(Dataset items)
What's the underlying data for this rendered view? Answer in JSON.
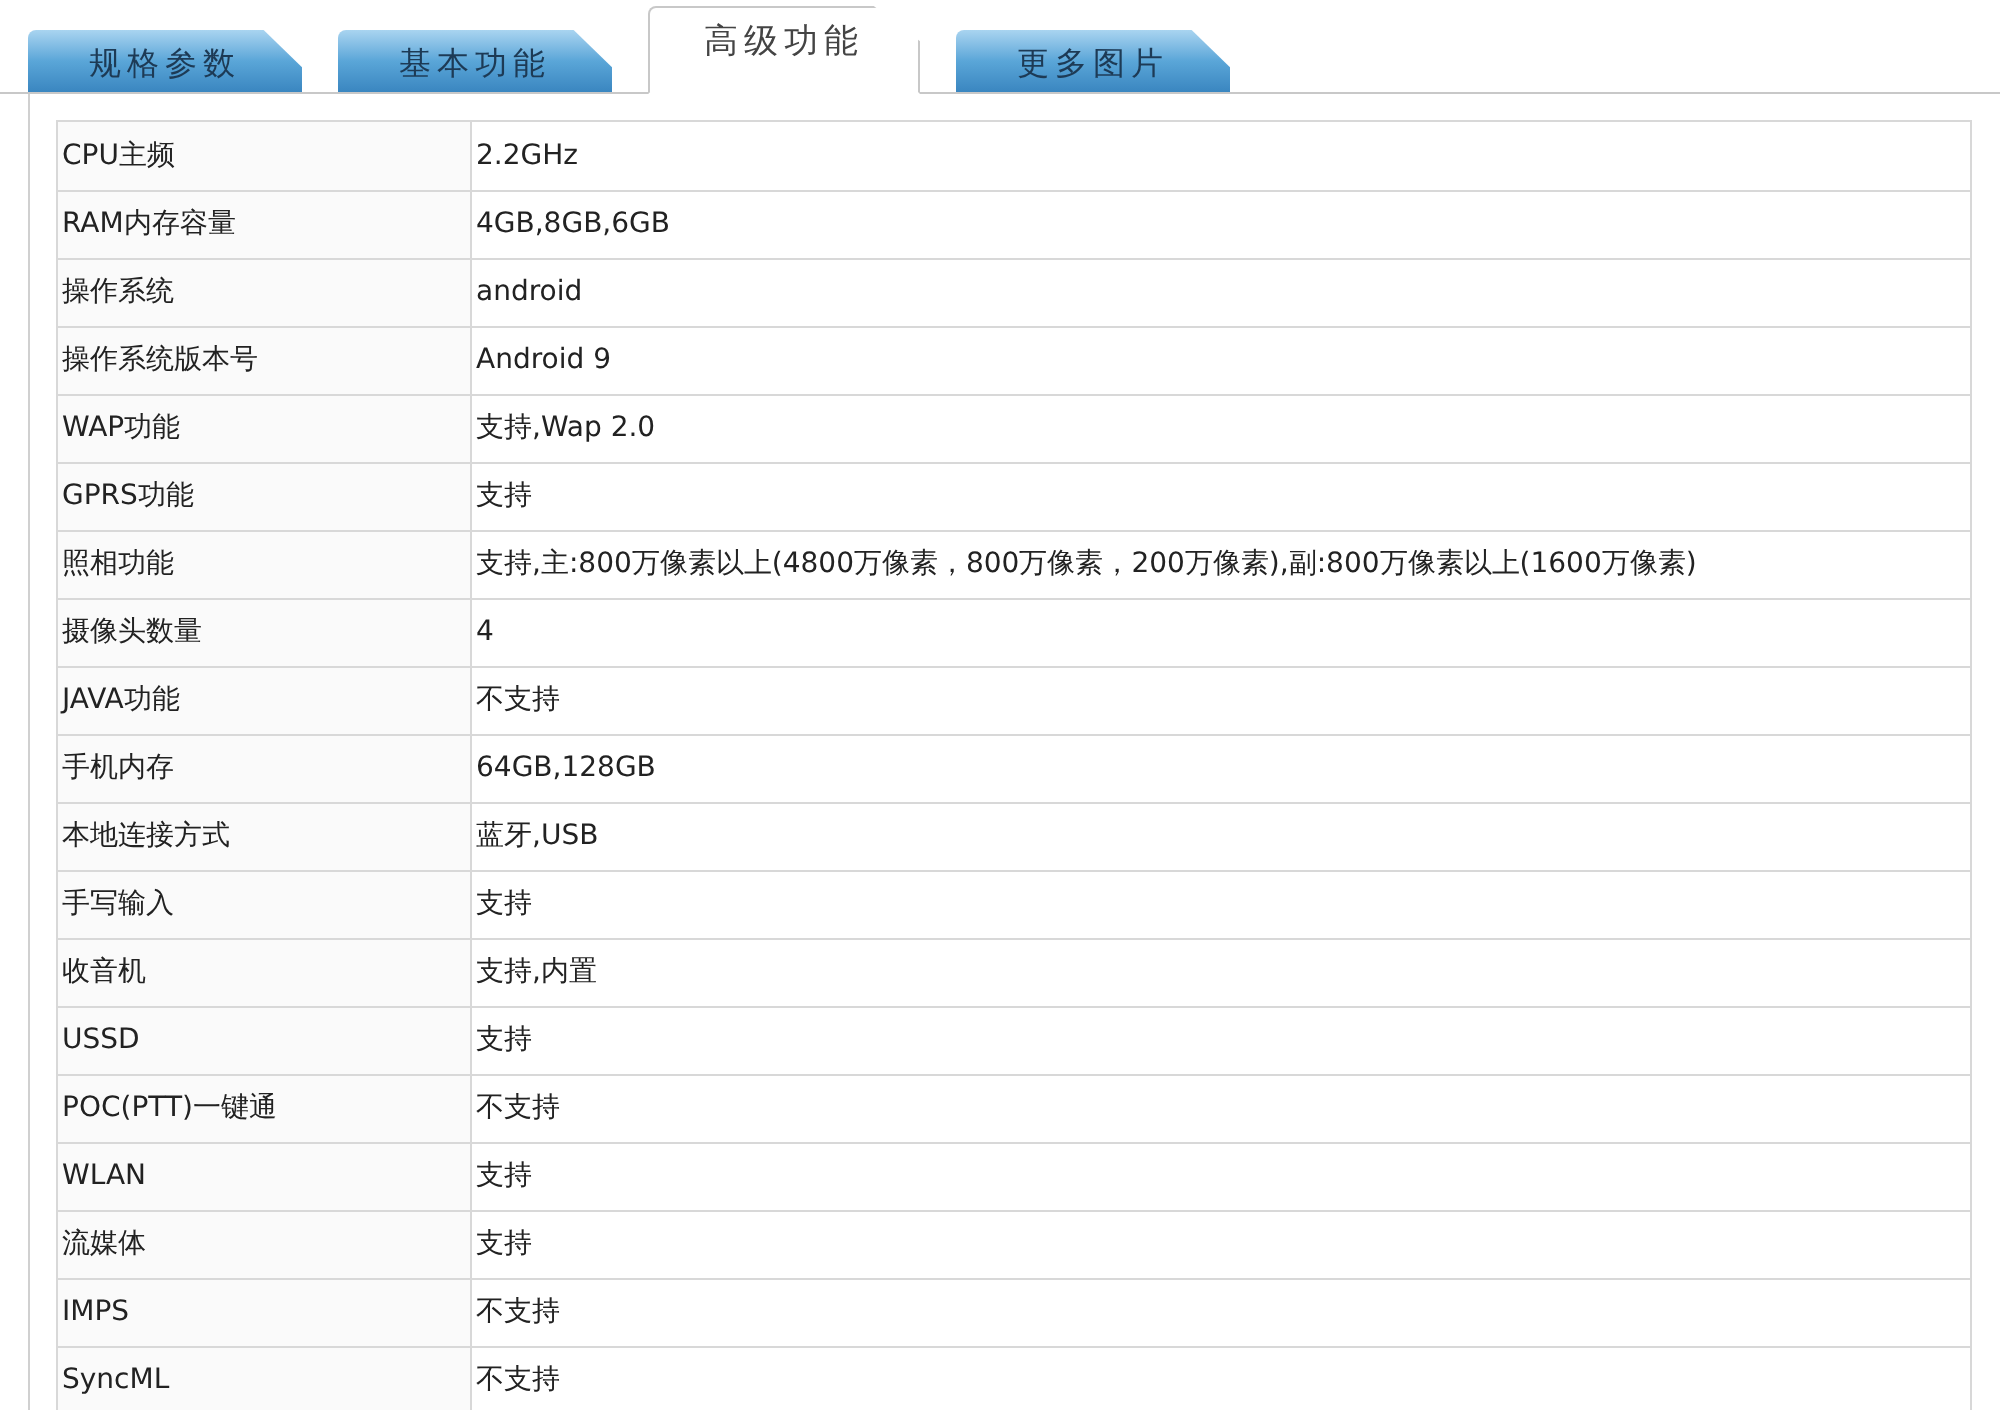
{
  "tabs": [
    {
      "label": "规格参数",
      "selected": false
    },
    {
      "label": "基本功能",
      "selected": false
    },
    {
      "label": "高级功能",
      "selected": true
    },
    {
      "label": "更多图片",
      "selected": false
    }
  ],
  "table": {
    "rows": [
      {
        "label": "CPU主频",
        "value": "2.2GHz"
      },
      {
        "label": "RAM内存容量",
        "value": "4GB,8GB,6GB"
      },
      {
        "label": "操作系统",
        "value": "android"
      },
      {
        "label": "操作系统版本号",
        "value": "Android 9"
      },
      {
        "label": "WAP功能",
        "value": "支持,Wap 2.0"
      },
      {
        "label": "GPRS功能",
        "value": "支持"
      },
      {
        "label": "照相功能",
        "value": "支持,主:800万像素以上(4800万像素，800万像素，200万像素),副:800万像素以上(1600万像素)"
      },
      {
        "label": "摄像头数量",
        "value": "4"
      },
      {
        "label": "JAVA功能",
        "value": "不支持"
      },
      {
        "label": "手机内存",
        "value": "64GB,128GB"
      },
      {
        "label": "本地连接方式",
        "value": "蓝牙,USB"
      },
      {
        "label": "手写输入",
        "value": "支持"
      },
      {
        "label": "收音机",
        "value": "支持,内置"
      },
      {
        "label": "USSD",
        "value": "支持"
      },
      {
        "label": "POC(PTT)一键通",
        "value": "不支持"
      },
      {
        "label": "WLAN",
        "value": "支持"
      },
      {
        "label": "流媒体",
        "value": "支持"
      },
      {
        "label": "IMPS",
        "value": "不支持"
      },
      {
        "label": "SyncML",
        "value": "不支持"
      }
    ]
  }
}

* * *

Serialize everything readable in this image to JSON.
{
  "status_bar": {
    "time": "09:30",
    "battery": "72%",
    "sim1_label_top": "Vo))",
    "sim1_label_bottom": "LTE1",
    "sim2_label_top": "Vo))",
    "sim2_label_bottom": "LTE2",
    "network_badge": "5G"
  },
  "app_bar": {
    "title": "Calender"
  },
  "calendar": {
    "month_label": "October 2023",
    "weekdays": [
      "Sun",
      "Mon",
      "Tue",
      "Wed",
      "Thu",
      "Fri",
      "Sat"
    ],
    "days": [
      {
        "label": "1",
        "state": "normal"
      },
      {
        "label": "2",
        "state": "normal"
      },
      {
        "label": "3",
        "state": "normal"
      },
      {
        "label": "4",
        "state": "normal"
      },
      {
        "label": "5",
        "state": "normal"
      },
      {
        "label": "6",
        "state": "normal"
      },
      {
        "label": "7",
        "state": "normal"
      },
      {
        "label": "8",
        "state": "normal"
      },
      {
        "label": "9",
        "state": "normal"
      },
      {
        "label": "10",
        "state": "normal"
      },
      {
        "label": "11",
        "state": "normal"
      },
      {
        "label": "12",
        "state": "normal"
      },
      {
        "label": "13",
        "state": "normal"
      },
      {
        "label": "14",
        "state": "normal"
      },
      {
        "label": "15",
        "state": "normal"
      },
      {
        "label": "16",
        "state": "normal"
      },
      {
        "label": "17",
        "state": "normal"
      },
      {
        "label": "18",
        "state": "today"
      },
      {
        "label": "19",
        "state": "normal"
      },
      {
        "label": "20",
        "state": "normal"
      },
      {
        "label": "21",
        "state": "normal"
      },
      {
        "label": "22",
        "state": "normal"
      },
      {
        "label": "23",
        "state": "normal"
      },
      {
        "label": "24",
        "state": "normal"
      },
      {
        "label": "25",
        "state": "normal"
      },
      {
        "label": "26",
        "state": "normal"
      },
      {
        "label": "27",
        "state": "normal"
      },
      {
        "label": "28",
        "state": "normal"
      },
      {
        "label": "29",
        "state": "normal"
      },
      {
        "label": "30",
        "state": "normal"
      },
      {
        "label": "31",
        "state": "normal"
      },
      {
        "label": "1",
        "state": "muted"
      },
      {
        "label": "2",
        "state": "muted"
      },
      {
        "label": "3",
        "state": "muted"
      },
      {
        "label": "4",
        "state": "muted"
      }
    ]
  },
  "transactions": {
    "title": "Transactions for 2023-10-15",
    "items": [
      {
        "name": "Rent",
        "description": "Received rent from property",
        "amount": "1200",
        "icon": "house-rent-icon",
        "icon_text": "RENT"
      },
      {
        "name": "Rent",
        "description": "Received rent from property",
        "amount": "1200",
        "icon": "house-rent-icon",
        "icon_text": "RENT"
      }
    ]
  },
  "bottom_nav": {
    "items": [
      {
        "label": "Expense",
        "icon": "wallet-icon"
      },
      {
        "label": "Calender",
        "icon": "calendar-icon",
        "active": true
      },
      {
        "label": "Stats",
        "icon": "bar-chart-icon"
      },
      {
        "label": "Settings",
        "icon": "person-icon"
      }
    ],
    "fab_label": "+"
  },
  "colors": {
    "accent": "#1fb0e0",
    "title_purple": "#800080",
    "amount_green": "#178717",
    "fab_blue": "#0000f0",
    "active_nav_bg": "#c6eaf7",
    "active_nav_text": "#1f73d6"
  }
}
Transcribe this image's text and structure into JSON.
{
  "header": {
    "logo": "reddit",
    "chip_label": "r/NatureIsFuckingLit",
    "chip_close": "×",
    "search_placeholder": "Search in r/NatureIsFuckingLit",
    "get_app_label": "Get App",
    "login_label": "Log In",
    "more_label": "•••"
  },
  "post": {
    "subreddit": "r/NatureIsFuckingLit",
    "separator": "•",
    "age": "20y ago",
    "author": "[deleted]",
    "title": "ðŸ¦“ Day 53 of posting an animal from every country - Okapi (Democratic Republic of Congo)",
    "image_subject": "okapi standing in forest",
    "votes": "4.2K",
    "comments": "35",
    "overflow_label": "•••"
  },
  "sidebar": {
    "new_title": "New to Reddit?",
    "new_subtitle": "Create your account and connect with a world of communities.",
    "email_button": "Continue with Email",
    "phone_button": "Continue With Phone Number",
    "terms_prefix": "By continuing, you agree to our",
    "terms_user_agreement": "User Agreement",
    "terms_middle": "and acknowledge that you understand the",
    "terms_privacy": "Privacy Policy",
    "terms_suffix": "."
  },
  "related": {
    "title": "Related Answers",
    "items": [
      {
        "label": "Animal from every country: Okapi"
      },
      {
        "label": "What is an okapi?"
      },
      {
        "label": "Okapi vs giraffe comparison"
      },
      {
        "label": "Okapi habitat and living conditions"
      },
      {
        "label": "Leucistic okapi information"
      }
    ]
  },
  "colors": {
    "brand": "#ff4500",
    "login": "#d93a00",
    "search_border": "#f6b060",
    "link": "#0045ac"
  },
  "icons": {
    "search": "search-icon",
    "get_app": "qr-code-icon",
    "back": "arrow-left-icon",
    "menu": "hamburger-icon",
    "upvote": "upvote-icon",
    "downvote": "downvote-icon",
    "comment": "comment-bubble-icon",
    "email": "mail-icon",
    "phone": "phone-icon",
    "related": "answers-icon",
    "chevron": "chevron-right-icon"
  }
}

STATED GOAL: Copy whichever lines in the listing above contain the word "JSON".

FINAL RESULT:
What's the underlying data for this rendered view? Answer in JSON.
Serialize everything readable in this image to JSON.
Transcribe this image's text and structure into JSON.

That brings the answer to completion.